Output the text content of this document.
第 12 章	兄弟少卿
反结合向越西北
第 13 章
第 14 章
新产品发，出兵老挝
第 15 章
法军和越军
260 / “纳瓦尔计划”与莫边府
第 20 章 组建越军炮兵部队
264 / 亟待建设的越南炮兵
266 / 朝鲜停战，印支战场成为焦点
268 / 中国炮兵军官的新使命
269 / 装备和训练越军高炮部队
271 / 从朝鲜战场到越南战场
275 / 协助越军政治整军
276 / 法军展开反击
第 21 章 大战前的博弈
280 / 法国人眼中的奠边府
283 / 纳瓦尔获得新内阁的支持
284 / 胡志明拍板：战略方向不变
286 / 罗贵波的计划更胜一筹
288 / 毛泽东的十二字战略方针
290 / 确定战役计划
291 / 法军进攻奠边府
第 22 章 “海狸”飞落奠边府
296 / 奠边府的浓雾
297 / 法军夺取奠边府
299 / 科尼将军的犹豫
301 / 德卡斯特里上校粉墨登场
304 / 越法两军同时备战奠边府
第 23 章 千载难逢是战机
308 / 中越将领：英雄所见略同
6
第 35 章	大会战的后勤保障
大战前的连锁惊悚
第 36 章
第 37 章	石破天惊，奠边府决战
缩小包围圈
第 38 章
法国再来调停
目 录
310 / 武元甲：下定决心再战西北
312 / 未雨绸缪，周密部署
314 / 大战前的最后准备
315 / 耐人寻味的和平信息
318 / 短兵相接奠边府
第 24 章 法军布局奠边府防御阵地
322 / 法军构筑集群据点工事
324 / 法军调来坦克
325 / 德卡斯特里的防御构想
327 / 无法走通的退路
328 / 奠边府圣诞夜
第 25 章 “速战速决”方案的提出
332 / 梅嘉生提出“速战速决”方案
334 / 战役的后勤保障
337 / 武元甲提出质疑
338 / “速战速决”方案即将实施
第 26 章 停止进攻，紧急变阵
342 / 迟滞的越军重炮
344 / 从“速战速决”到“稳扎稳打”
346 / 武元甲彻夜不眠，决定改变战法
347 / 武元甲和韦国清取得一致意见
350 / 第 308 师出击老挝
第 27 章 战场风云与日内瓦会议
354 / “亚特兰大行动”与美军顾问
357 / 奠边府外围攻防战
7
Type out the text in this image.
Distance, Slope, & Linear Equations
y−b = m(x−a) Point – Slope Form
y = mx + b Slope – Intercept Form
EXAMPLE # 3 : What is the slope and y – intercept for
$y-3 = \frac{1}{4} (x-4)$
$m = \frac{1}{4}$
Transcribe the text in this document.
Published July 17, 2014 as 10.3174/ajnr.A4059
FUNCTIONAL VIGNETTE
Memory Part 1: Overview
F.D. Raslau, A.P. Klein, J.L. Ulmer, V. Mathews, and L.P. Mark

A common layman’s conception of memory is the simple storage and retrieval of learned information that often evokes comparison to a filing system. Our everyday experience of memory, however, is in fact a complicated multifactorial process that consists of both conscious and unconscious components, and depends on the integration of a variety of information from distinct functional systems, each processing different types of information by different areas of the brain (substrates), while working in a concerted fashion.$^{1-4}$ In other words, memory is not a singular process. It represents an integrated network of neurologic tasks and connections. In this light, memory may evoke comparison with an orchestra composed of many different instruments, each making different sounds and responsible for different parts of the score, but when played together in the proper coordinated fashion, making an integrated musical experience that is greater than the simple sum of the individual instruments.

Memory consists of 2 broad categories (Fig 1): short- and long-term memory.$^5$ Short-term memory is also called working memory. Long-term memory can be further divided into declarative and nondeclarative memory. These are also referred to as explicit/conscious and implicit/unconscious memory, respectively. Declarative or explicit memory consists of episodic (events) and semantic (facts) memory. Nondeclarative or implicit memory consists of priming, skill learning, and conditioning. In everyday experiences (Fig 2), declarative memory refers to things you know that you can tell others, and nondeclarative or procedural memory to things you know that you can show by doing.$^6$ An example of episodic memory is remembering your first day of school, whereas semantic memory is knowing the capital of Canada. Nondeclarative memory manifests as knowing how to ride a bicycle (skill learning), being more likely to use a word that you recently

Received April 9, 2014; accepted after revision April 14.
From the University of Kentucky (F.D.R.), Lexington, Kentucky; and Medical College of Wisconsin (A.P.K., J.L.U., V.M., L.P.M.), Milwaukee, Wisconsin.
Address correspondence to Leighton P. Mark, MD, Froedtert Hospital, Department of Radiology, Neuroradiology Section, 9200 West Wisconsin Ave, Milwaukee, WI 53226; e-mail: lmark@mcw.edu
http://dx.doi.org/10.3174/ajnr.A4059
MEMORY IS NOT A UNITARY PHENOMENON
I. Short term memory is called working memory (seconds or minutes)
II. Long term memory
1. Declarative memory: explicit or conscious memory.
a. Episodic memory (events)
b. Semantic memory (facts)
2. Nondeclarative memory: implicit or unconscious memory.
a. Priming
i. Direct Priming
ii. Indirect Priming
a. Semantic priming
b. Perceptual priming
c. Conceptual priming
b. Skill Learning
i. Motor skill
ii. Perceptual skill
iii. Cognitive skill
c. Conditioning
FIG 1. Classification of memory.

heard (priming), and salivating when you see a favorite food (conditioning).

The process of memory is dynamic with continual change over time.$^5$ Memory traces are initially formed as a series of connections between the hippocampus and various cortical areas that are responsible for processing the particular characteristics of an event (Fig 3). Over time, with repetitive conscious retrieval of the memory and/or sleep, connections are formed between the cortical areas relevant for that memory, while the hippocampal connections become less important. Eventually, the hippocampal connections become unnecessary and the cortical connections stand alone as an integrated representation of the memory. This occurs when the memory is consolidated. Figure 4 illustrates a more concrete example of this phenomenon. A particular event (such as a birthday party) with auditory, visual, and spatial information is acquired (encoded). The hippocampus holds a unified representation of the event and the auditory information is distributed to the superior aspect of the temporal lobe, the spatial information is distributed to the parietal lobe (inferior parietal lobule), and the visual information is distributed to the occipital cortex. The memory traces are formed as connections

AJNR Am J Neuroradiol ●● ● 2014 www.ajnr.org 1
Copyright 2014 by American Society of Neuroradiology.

**SHORT EXERCISE**: Above are some records. Print them all exactly.

**OUTPUT OF THE EXERCISE**:
Output the text content of this document.
第 12 章	兄弟少卿
反结合向越西北
第 13 章
第 14 章
新产品发，出兵老挝
第 15 章
法军和越军
260 / “纳瓦尔计划”与莫边府
第 20 章 组建越军炮兵部队
264 / 亟待建设的越南炮兵
266 / 朝鲜停战，印支战场成为焦点
268 / 中国炮兵军官的新使命
269 / 装备和训练越军高炮部队
271 / 从朝鲜战场到越南战场
275 / 协助越军政治整军
276 / 法军展开反击
第 21 章 大战前的博弈
280 / 法国人眼中的奠边府
283 / 纳瓦尔获得新内阁的支持
284 / 胡志明拍板：战略方向不变
286 / 罗贵波的计划更胜一筹
288 / 毛泽东的十二字战略方针
290 / 确定战役计划
291 / 法军进攻奠边府
第 22 章 “海狸”飞落奠边府
296 / 奠边府的浓雾
297 / 法军夺取奠边府
299 / 科尼将军的犹豫
301 / 德卡斯特里上校粉墨登场
304 / 越法两军同时备战奠边府
第 23 章 千载难逢是战机
308 / 中越将领：英雄所见略同
6
第 35 章	大会战的后勤保障
大战前的连锁惊悚
第 36 章
第 37 章	石破天惊，奠边府决战
缩小包围圈
第 38 章
法国再来调停
目 录
310 / 武元甲：下定决心再战西北
312 / 未雨绸缪，周密部署
314 / 大战前的最后准备
315 / 耐人寻味的和平信息
318 / 短兵相接奠边府
第 24 章 法军布局奠边府防御阵地
322 / 法军构筑集群据点工事
324 / 法军调来坦克
325 / 德卡斯特里的防御构想
327 / 无法走通的退路
328 / 奠边府圣诞夜
第 25 章 “速战速决”方案的提出
332 / 梅嘉生提出“速战速决”方案
334 / 战役的后勤保障
337 / 武元甲提出质疑
338 / “速战速决”方案即将实施
第 26 章 停止进攻，紧急变阵
342 / 迟滞的越军重炮
344 / 从“速战速决”到“稳扎稳打”
346 / 武元甲彻夜不眠，决定改变战法
347 / 武元甲和韦国清取得一致意见
350 / 第 308 师出击老挝
第 27 章 战场风云与日内瓦会议
354 / “亚特兰大行动”与美军顾问
357 / 奠边府外围攻防战
7
Type out the text in this image.
Distance, Slope, & Linear Equations
y−b = m(x−a) Point – Slope Form
y = mx + b Slope – Intercept Form
EXAMPLE # 3 : What is the slope and y – intercept for
$y-3 = \frac{1}{4} (x-4)$
$m = \frac{1}{4}$
Transcribe the text in this document.
Published July 17, 2014 as 10.3174/ajnr.A4059
FUNCTIONAL VIGNETTE
Memory Part 1: Overview
F.D. Raslau, A.P. Klein, J.L. Ulmer, V. Mathews, and L.P. Mark

A common layman’s conception of memory is the simple storage and retrieval of learned information that often evokes comparison to a filing system. Our everyday experience of memory, however, is in fact a complicated multifactorial process that consists of both conscious and unconscious components, and depends on the integration of a variety of information from distinct functional systems, each processing different types of information by different areas of the brain (substrates), while working in a concerted fashion.$^{1-4}$ In other words, memory is not a singular process. It represents an integrated network of neurologic tasks and connections. In this light, memory may evoke comparison with an orchestra composed of many different instruments, each making different sounds and responsible for different parts of the score, but when played together in the proper coordinated fashion, making an integrated musical experience that is greater than the simple sum of the individual instruments.

Memory consists of 2 broad categories (Fig 1): short- and long-term memory.$^5$ Short-term memory is also called working memory. Long-term memory can be further divided into declarative and nondeclarative memory. These are also referred to as explicit/conscious and implicit/unconscious memory, respectively. Declarative or explicit memory consists of episodic (events) and semantic (facts) memory. Nondeclarative or implicit memory consists of priming, skill learning, and conditioning. In everyday experiences (Fig 2), declarative memory refers to things you know that you can tell others, and nondeclarative or procedural memory to things you know that you can show by doing.$^6$ An example of episodic memory is remembering your first day of school, whereas semantic memory is knowing the capital of Canada. Nondeclarative memory manifests as knowing how to ride a bicycle (skill learning), being more likely to use a word that you recently

Received April 9, 2014; accepted after revision April 14.
From the University of Kentucky (F.D.R.), Lexington, Kentucky; and Medical College of Wisconsin (A.P.K., J.L.U., V.M., L.P.M.), Milwaukee, Wisconsin.
Address correspondence to Leighton P. Mark, MD, Froedtert Hospital, Department of Radiology, Neuroradiology Section, 9200 West Wisconsin Ave, Milwaukee, WI 53226; e-mail: lmark@mcw.edu
http://dx.doi.org/10.3174/ajnr.A4059
MEMORY IS NOT A UNITARY PHENOMENON
I. Short term memory is called working memory (seconds or minutes)
II. Long term memory
1. Declarative memory: explicit or conscious memory.
a. Episodic memory (events)
b. Semantic memory (facts)
2. Nondeclarative memory: implicit or unconscious memory.
a. Priming
i. Direct Priming
ii. Indirect Priming
a. Semantic priming
b. Perceptual priming
c. Conceptual priming
b. Skill Learning
i. Motor skill
ii. Perceptual skill
iii. Cognitive skill
c. Conditioning
FIG 1. Classification of memory.

heard (priming), and salivating when you see a favorite food (conditioning).

The process of memory is dynamic with continual change over time.$^5$ Memory traces are initially formed as a series of connections between the hippocampus and various cortical areas that are responsible for processing the particular characteristics of an event (Fig 3). Over time, with repetitive conscious retrieval of the memory and/or sleep, connections are formed between the cortical areas relevant for that memory, while the hippocampal connections become less important. Eventually, the hippocampal connections become unnecessary and the cortical connections stand alone as an integrated representation of the memory. This occurs when the memory is consolidated. Figure 4 illustrates a more concrete example of this phenomenon. A particular event (such as a birthday party) with auditory, visual, and spatial information is acquired (encoded). The hippocampus holds a unified representation of the event and the auditory information is distributed to the superior aspect of the temporal lobe, the spatial information is distributed to the parietal lobe (inferior parietal lobule), and the visual information is distributed to the occipital cortex. The memory traces are formed as connections

AJNR Am J Neuroradiol ●● ● 2014 www.ajnr.org 1
Copyright 2014 by American Society of Neuroradiology.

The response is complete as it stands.